YOUR INSTRUCTIONS:
Repeat every entry in the listing below, exactly.

== SOURCE RECORDS

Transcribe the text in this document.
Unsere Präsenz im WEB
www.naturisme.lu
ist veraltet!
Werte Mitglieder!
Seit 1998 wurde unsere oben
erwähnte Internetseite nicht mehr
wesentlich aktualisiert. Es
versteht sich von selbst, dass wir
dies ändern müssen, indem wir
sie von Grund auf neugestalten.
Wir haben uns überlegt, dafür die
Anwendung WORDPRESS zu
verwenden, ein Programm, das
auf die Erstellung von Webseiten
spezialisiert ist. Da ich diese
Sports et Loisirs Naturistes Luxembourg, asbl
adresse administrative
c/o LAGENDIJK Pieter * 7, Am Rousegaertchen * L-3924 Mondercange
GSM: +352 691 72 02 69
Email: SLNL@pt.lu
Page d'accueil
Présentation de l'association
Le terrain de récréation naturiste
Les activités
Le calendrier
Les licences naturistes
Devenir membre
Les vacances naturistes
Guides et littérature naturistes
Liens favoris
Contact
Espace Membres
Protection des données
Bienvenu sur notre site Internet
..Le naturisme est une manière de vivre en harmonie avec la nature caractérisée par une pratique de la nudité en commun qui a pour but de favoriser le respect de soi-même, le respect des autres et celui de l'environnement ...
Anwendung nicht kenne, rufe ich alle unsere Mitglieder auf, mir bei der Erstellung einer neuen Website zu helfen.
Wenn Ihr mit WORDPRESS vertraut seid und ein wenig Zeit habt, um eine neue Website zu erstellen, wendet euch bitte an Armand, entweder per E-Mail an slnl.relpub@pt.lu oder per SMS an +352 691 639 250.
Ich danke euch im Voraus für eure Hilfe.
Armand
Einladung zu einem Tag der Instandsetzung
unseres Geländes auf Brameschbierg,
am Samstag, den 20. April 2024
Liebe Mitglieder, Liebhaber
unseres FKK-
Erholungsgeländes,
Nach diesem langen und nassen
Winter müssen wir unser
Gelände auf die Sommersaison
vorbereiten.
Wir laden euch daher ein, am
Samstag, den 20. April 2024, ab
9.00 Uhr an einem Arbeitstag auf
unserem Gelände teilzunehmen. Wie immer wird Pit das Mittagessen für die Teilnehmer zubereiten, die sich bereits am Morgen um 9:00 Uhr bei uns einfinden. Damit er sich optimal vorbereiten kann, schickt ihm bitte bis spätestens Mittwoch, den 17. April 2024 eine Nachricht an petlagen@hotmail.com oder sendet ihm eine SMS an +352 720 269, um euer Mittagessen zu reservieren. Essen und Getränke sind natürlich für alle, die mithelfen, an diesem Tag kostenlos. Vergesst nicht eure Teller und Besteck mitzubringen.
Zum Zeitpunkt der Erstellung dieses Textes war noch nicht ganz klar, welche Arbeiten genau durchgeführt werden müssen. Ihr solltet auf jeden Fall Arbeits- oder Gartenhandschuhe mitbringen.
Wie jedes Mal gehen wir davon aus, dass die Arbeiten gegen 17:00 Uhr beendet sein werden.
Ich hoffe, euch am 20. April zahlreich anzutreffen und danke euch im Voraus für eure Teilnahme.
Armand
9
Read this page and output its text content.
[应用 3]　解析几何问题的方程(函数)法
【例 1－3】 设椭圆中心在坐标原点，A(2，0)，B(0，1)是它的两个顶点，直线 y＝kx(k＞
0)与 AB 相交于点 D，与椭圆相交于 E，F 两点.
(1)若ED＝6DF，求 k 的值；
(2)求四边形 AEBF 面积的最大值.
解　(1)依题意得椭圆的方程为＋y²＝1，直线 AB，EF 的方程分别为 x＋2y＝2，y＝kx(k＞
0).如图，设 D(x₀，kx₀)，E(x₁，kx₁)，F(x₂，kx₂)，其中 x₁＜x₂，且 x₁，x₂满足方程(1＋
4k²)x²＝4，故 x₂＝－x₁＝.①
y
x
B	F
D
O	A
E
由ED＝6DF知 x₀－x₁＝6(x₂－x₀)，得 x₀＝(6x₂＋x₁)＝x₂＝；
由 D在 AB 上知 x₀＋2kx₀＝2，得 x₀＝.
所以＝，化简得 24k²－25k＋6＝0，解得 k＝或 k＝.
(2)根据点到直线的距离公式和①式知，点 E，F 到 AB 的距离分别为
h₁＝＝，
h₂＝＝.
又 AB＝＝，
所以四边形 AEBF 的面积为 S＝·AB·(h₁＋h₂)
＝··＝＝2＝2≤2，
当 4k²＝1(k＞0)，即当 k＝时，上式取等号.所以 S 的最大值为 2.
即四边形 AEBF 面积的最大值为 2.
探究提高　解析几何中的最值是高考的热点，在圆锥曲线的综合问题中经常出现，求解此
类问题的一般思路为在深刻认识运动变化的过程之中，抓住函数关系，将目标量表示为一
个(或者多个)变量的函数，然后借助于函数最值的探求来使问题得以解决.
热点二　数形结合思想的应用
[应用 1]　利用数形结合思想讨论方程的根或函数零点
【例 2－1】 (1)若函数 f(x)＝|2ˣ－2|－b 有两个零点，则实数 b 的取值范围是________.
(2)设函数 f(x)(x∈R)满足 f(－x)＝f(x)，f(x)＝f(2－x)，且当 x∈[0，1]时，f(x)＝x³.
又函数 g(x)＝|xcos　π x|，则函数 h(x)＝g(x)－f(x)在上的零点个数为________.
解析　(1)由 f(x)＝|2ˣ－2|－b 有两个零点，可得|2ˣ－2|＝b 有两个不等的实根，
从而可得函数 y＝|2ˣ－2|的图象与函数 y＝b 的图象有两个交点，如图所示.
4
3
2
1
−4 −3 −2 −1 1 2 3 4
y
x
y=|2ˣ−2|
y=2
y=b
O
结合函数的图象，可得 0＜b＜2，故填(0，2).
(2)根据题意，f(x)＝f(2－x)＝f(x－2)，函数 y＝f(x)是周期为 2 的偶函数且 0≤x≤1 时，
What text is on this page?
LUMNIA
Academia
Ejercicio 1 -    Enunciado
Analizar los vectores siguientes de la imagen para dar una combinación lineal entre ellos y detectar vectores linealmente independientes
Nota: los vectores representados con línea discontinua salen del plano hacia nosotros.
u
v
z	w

====

SOLUTION TO THE PROBLEM:
Transcribe the text in this document.
Unsere Präsenz im WEB
www.naturisme.lu
ist veraltet!
Werte Mitglieder!
Seit 1998 wurde unsere oben
erwähnte Internetseite nicht mehr
wesentlich aktualisiert. Es
versteht sich von selbst, dass wir
dies ändern müssen, indem wir
sie von Grund auf neugestalten.
Wir haben uns überlegt, dafür die
Anwendung WORDPRESS zu
verwenden, ein Programm, das
auf die Erstellung von Webseiten
spezialisiert ist. Da ich diese
Sports et Loisirs Naturistes Luxembourg, asbl
adresse administrative
c/o LAGENDIJK Pieter * 7, Am Rousegaertchen * L-3924 Mondercange
GSM: +352 691 72 02 69
Email: SLNL@pt.lu
Page d'accueil
Présentation de l'association
Le terrain de récréation naturiste
Les activités
Le calendrier
Les licences naturistes
Devenir membre
Les vacances naturistes
Guides et littérature naturistes
Liens favoris
Contact
Espace Membres
Protection des données
Bienvenu sur notre site Internet
..Le naturisme est une manière de vivre en harmonie avec la nature caractérisée par une pratique de la nudité en commun qui a pour but de favoriser le respect de soi-même, le respect des autres et celui de l'environnement ...
Anwendung nicht kenne, rufe ich alle unsere Mitglieder auf, mir bei der Erstellung einer neuen Website zu helfen.
Wenn Ihr mit WORDPRESS vertraut seid und ein wenig Zeit habt, um eine neue Website zu erstellen, wendet euch bitte an Armand, entweder per E-Mail an slnl.relpub@pt.lu oder per SMS an +352 691 639 250.
Ich danke euch im Voraus für eure Hilfe.
Armand
Einladung zu einem Tag der Instandsetzung
unseres Geländes auf Brameschbierg,
am Samstag, den 20. April 2024
Liebe Mitglieder, Liebhaber
unseres FKK-
Erholungsgeländes,
Nach diesem langen und nassen
Winter müssen wir unser
Gelände auf die Sommersaison
vorbereiten.
Wir laden euch daher ein, am
Samstag, den 20. April 2024, ab
9.00 Uhr an einem Arbeitstag auf
unserem Gelände teilzunehmen. Wie immer wird Pit das Mittagessen für die Teilnehmer zubereiten, die sich bereits am Morgen um 9:00 Uhr bei uns einfinden. Damit er sich optimal vorbereiten kann, schickt ihm bitte bis spätestens Mittwoch, den 17. April 2024 eine Nachricht an petlagen@hotmail.com oder sendet ihm eine SMS an +352 720 269, um euer Mittagessen zu reservieren. Essen und Getränke sind natürlich für alle, die mithelfen, an diesem Tag kostenlos. Vergesst nicht eure Teller und Besteck mitzubringen.
Zum Zeitpunkt der Erstellung dieses Textes war noch nicht ganz klar, welche Arbeiten genau durchgeführt werden müssen. Ihr solltet auf jeden Fall Arbeits- oder Gartenhandschuhe mitbringen.
Wie jedes Mal gehen wir davon aus, dass die Arbeiten gegen 17:00 Uhr beendet sein werden.
Ich hoffe, euch am 20. April zahlreich anzutreffen und danke euch im Voraus für eure Teilnahme.
Armand
9
Read this page and output its text content.
[应用 3]　解析几何问题的方程(函数)法
【例 1－3】 设椭圆中心在坐标原点，A(2，0)，B(0，1)是它的两个顶点，直线 y＝kx(k＞
0)与 AB 相交于点 D，与椭圆相交于 E，F 两点.
(1)若ED＝6DF，求 k 的值；
(2)求四边形 AEBF 面积的最大值.
解　(1)依题意得椭圆的方程为＋y²＝1，直线 AB，EF 的方程分别为 x＋2y＝2，y＝kx(k＞
0).如图，设 D(x₀，kx₀)，E(x₁，kx₁)，F(x₂，kx₂)，其中 x₁＜x₂，且 x₁，x₂满足方程(1＋
4k²)x²＝4，故 x₂＝－x₁＝.①
y
x
B	F
D
O	A
E
由ED＝6DF知 x₀－x₁＝6(x₂－x₀)，得 x₀＝(6x₂＋x₁)＝x₂＝；
由 D在 AB 上知 x₀＋2kx₀＝2，得 x₀＝.
所以＝，化简得 24k²－25k＋6＝0，解得 k＝或 k＝.
(2)根据点到直线的距离公式和①式知，点 E，F 到 AB 的距离分别为
h₁＝＝，
h₂＝＝.
又 AB＝＝，
所以四边形 AEBF 的面积为 S＝·AB·(h₁＋h₂)
＝··＝＝2＝2≤2，
当 4k²＝1(k＞0)，即当 k＝时，上式取等号.所以 S 的最大值为 2.
即四边形 AEBF 面积的最大值为 2.
探究提高　解析几何中的最值是高考的热点，在圆锥曲线的综合问题中经常出现，求解此
类问题的一般思路为在深刻认识运动变化的过程之中，抓住函数关系，将目标量表示为一
个(或者多个)变量的函数，然后借助于函数最值的探求来使问题得以解决.
热点二　数形结合思想的应用
[应用 1]　利用数形结合思想讨论方程的根或函数零点
【例 2－1】 (1)若函数 f(x)＝|2ˣ－2|－b 有两个零点，则实数 b 的取值范围是________.
(2)设函数 f(x)(x∈R)满足 f(－x)＝f(x)，f(x)＝f(2－x)，且当 x∈[0，1]时，f(x)＝x³.
又函数 g(x)＝|xcos　π x|，则函数 h(x)＝g(x)－f(x)在上的零点个数为________.
解析　(1)由 f(x)＝|2ˣ－2|－b 有两个零点，可得|2ˣ－2|＝b 有两个不等的实根，
从而可得函数 y＝|2ˣ－2|的图象与函数 y＝b 的图象有两个交点，如图所示.
4
3
2
1
−4 −3 −2 −1 1 2 3 4
y
x
y=|2ˣ−2|
y=2
y=b
O
结合函数的图象，可得 0＜b＜2，故填(0，2).
(2)根据题意，f(x)＝f(2－x)＝f(x－2)，函数 y＝f(x)是周期为 2 的偶函数且 0≤x≤1 时，
What text is on this page?
LUMNIA
Academia
Ejercicio 1 -    Enunciado
Analizar los vectores siguientes de la imagen para dar una combinación lineal entre ellos y detectar vectores linealmente independientes
Nota: los vectores representados con línea discontinua salen del plano hacia nosotros.
u
v
z	w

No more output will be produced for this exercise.